● **PROBLEM STATEMENT**:
Return all lines that include the string "name".

═══ GIVEN INFORMATION

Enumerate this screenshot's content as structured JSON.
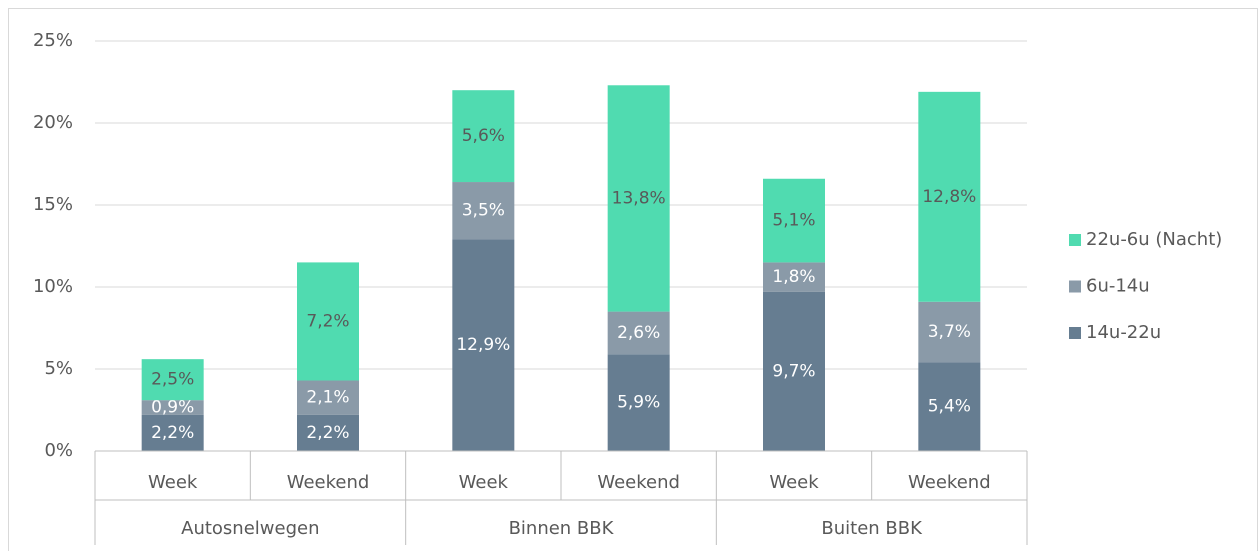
{
  "chart_data": {
    "type": "stacked_bar",
    "categories": [
      "Week",
      "Weekend",
      "Week",
      "Weekend",
      "Week",
      "Weekend"
    ],
    "groups": [
      "Autosnelwegen",
      "Binnen BBK",
      "Buiten BBK"
    ],
    "series": [
      {
        "name": "14u-22u",
        "color": "#667d91",
        "label_color": "#ffffff",
        "values": [
          2.2,
          2.2,
          12.9,
          5.9,
          9.7,
          5.4
        ],
        "value_labels": [
          "2,2%",
          "2,2%",
          "12,9%",
          "5,9%",
          "9,7%",
          "5,4%"
        ]
      },
      {
        "name": "6u-14u",
        "color": "#8a9aa8",
        "label_color": "#ffffff",
        "values": [
          0.9,
          2.1,
          3.5,
          2.6,
          1.8,
          3.7
        ],
        "value_labels": [
          "0,9%",
          "2,1%",
          "3,5%",
          "2,6%",
          "1,8%",
          "3,7%"
        ]
      },
      {
        "name": "22u-6u (Nacht)",
        "color": "#50dbb0",
        "label_color": "#595959",
        "values": [
          2.5,
          7.2,
          5.6,
          13.8,
          5.1,
          12.8
        ],
        "value_labels": [
          "2,5%",
          "7,2%",
          "5,6%",
          "13,8%",
          "5,1%",
          "12,8%"
        ]
      }
    ],
    "ylim": [
      0,
      25
    ],
    "yticks": [
      {
        "value": 0,
        "label": "0%"
      },
      {
        "value": 5,
        "label": "5%"
      },
      {
        "value": 10,
        "label": "10%"
      },
      {
        "value": 15,
        "label": "15%"
      },
      {
        "value": 20,
        "label": "20%"
      },
      {
        "value": 25,
        "label": "25%"
      }
    ],
    "grid": true,
    "legend": "right"
  }
}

══════

● **THE COMPLETED TASK**:
        "name": "14u-22u",
        "name": "6u-14u",
        "name": "22u-6u (Nacht)",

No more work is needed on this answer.